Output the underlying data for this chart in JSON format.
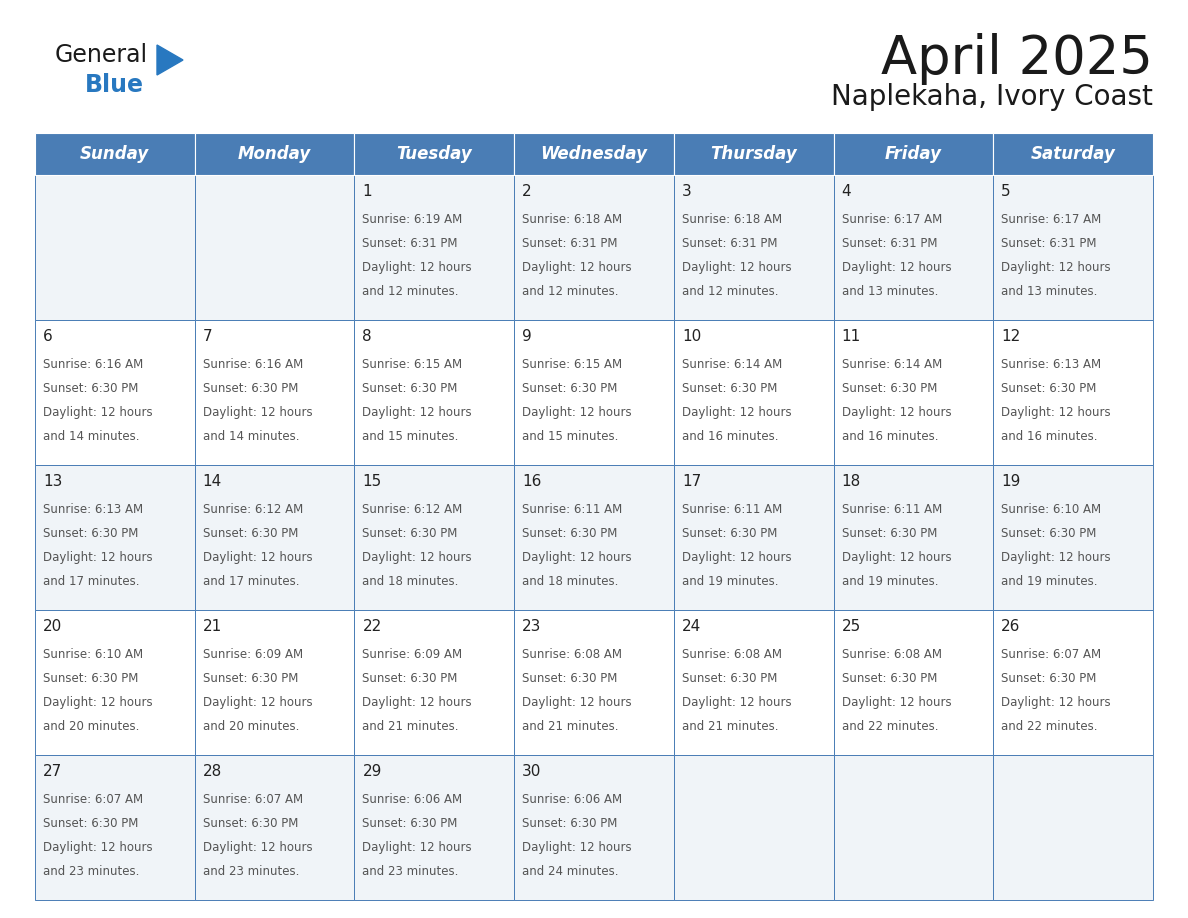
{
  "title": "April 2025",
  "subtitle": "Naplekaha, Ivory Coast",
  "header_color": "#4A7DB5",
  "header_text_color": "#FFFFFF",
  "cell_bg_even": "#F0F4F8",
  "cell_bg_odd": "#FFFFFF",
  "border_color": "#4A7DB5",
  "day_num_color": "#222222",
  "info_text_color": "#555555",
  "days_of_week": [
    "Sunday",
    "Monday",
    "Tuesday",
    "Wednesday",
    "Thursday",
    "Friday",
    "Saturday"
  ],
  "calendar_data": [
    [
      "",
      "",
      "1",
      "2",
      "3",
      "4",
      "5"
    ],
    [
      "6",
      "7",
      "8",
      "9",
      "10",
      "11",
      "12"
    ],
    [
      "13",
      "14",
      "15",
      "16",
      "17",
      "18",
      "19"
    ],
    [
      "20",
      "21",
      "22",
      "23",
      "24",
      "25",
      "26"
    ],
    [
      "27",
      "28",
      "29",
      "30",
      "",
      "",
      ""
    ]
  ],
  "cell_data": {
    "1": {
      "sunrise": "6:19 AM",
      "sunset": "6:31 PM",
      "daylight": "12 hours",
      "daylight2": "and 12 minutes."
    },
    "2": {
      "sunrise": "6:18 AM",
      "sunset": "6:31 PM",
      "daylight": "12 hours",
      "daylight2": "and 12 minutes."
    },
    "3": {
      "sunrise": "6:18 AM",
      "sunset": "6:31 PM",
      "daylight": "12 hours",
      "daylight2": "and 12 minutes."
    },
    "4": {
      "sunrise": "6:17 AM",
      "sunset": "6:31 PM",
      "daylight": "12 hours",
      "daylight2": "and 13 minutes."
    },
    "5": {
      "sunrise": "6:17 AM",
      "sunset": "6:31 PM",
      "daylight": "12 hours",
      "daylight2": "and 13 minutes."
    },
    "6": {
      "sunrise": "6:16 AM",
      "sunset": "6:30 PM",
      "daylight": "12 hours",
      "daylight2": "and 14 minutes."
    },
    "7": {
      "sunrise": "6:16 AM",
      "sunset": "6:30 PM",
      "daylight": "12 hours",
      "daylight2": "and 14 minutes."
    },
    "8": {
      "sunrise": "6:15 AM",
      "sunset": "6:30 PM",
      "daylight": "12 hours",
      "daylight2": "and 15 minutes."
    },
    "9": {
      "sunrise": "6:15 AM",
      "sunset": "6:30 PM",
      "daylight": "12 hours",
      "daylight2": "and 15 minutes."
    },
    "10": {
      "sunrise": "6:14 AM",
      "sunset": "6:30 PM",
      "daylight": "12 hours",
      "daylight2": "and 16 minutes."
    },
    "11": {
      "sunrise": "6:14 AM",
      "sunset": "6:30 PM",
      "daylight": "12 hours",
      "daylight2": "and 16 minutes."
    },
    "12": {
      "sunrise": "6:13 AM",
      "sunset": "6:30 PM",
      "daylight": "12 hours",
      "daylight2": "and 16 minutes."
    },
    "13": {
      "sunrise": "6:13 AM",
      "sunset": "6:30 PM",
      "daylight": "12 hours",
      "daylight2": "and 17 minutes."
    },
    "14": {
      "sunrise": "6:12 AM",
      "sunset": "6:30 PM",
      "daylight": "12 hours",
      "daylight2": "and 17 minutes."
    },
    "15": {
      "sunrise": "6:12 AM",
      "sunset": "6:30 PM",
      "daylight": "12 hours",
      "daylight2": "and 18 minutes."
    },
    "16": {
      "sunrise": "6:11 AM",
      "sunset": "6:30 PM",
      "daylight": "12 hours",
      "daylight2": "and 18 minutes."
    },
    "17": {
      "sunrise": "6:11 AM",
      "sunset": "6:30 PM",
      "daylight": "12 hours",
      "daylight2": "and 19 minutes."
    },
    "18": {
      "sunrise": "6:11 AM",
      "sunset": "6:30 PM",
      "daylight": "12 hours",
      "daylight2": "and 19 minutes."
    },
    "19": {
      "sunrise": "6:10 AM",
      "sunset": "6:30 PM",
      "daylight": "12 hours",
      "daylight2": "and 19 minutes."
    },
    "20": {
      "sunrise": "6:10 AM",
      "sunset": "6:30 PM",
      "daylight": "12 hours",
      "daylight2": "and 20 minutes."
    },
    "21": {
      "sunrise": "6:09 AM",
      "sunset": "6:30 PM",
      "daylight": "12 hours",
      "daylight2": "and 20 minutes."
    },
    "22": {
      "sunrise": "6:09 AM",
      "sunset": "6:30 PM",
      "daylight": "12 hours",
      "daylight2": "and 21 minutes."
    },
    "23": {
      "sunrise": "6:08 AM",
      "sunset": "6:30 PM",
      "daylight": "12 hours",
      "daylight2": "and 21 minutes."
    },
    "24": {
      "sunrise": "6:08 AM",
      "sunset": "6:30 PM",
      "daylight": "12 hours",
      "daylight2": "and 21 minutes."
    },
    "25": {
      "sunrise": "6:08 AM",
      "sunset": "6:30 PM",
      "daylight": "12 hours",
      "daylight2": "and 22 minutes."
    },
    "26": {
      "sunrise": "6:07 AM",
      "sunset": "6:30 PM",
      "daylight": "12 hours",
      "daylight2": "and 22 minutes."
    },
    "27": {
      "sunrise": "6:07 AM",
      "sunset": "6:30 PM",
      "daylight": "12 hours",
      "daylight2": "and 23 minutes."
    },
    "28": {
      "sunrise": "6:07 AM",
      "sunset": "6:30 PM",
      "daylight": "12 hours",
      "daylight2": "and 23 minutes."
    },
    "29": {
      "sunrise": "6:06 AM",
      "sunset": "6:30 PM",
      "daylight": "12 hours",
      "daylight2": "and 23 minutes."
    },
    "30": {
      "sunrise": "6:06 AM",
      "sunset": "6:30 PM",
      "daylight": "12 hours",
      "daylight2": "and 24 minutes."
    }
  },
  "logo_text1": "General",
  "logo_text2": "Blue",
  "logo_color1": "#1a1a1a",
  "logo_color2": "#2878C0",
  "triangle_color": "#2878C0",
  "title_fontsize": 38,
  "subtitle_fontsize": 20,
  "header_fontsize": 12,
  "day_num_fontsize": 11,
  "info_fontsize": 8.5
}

--------------------

## Given request:
Copy every record character for character. Skip the pictures.

## Reply to the exercise:
Output the underlying data for this chart in JSON format.
{
  "title": "April 2025",
  "subtitle": "Naplekaha, Ivory Coast",
  "header_color": "#4A7DB5",
  "header_text_color": "#FFFFFF",
  "cell_bg_even": "#F0F4F8",
  "cell_bg_odd": "#FFFFFF",
  "border_color": "#4A7DB5",
  "day_num_color": "#222222",
  "info_text_color": "#555555",
  "days_of_week": [
    "Sunday",
    "Monday",
    "Tuesday",
    "Wednesday",
    "Thursday",
    "Friday",
    "Saturday"
  ],
  "calendar_data": [
    [
      "",
      "",
      "1",
      "2",
      "3",
      "4",
      "5"
    ],
    [
      "6",
      "7",
      "8",
      "9",
      "10",
      "11",
      "12"
    ],
    [
      "13",
      "14",
      "15",
      "16",
      "17",
      "18",
      "19"
    ],
    [
      "20",
      "21",
      "22",
      "23",
      "24",
      "25",
      "26"
    ],
    [
      "27",
      "28",
      "29",
      "30",
      "",
      "",
      ""
    ]
  ],
  "cell_data": {
    "1": {
      "sunrise": "6:19 AM",
      "sunset": "6:31 PM",
      "daylight": "12 hours",
      "daylight2": "and 12 minutes."
    },
    "2": {
      "sunrise": "6:18 AM",
      "sunset": "6:31 PM",
      "daylight": "12 hours",
      "daylight2": "and 12 minutes."
    },
    "3": {
      "sunrise": "6:18 AM",
      "sunset": "6:31 PM",
      "daylight": "12 hours",
      "daylight2": "and 12 minutes."
    },
    "4": {
      "sunrise": "6:17 AM",
      "sunset": "6:31 PM",
      "daylight": "12 hours",
      "daylight2": "and 13 minutes."
    },
    "5": {
      "sunrise": "6:17 AM",
      "sunset": "6:31 PM",
      "daylight": "12 hours",
      "daylight2": "and 13 minutes."
    },
    "6": {
      "sunrise": "6:16 AM",
      "sunset": "6:30 PM",
      "daylight": "12 hours",
      "daylight2": "and 14 minutes."
    },
    "7": {
      "sunrise": "6:16 AM",
      "sunset": "6:30 PM",
      "daylight": "12 hours",
      "daylight2": "and 14 minutes."
    },
    "8": {
      "sunrise": "6:15 AM",
      "sunset": "6:30 PM",
      "daylight": "12 hours",
      "daylight2": "and 15 minutes."
    },
    "9": {
      "sunrise": "6:15 AM",
      "sunset": "6:30 PM",
      "daylight": "12 hours",
      "daylight2": "and 15 minutes."
    },
    "10": {
      "sunrise": "6:14 AM",
      "sunset": "6:30 PM",
      "daylight": "12 hours",
      "daylight2": "and 16 minutes."
    },
    "11": {
      "sunrise": "6:14 AM",
      "sunset": "6:30 PM",
      "daylight": "12 hours",
      "daylight2": "and 16 minutes."
    },
    "12": {
      "sunrise": "6:13 AM",
      "sunset": "6:30 PM",
      "daylight": "12 hours",
      "daylight2": "and 16 minutes."
    },
    "13": {
      "sunrise": "6:13 AM",
      "sunset": "6:30 PM",
      "daylight": "12 hours",
      "daylight2": "and 17 minutes."
    },
    "14": {
      "sunrise": "6:12 AM",
      "sunset": "6:30 PM",
      "daylight": "12 hours",
      "daylight2": "and 17 minutes."
    },
    "15": {
      "sunrise": "6:12 AM",
      "sunset": "6:30 PM",
      "daylight": "12 hours",
      "daylight2": "and 18 minutes."
    },
    "16": {
      "sunrise": "6:11 AM",
      "sunset": "6:30 PM",
      "daylight": "12 hours",
      "daylight2": "and 18 minutes."
    },
    "17": {
      "sunrise": "6:11 AM",
      "sunset": "6:30 PM",
      "daylight": "12 hours",
      "daylight2": "and 19 minutes."
    },
    "18": {
      "sunrise": "6:11 AM",
      "sunset": "6:30 PM",
      "daylight": "12 hours",
      "daylight2": "and 19 minutes."
    },
    "19": {
      "sunrise": "6:10 AM",
      "sunset": "6:30 PM",
      "daylight": "12 hours",
      "daylight2": "and 19 minutes."
    },
    "20": {
      "sunrise": "6:10 AM",
      "sunset": "6:30 PM",
      "daylight": "12 hours",
      "daylight2": "and 20 minutes."
    },
    "21": {
      "sunrise": "6:09 AM",
      "sunset": "6:30 PM",
      "daylight": "12 hours",
      "daylight2": "and 20 minutes."
    },
    "22": {
      "sunrise": "6:09 AM",
      "sunset": "6:30 PM",
      "daylight": "12 hours",
      "daylight2": "and 21 minutes."
    },
    "23": {
      "sunrise": "6:08 AM",
      "sunset": "6:30 PM",
      "daylight": "12 hours",
      "daylight2": "and 21 minutes."
    },
    "24": {
      "sunrise": "6:08 AM",
      "sunset": "6:30 PM",
      "daylight": "12 hours",
      "daylight2": "and 21 minutes."
    },
    "25": {
      "sunrise": "6:08 AM",
      "sunset": "6:30 PM",
      "daylight": "12 hours",
      "daylight2": "and 22 minutes."
    },
    "26": {
      "sunrise": "6:07 AM",
      "sunset": "6:30 PM",
      "daylight": "12 hours",
      "daylight2": "and 22 minutes."
    },
    "27": {
      "sunrise": "6:07 AM",
      "sunset": "6:30 PM",
      "daylight": "12 hours",
      "daylight2": "and 23 minutes."
    },
    "28": {
      "sunrise": "6:07 AM",
      "sunset": "6:30 PM",
      "daylight": "12 hours",
      "daylight2": "and 23 minutes."
    },
    "29": {
      "sunrise": "6:06 AM",
      "sunset": "6:30 PM",
      "daylight": "12 hours",
      "daylight2": "and 23 minutes."
    },
    "30": {
      "sunrise": "6:06 AM",
      "sunset": "6:30 PM",
      "daylight": "12 hours",
      "daylight2": "and 24 minutes."
    }
  },
  "logo_text1": "General",
  "logo_text2": "Blue",
  "logo_color1": "#1a1a1a",
  "logo_color2": "#2878C0",
  "triangle_color": "#2878C0",
  "title_fontsize": 38,
  "subtitle_fontsize": 20,
  "header_fontsize": 12,
  "day_num_fontsize": 11,
  "info_fontsize": 8.5
}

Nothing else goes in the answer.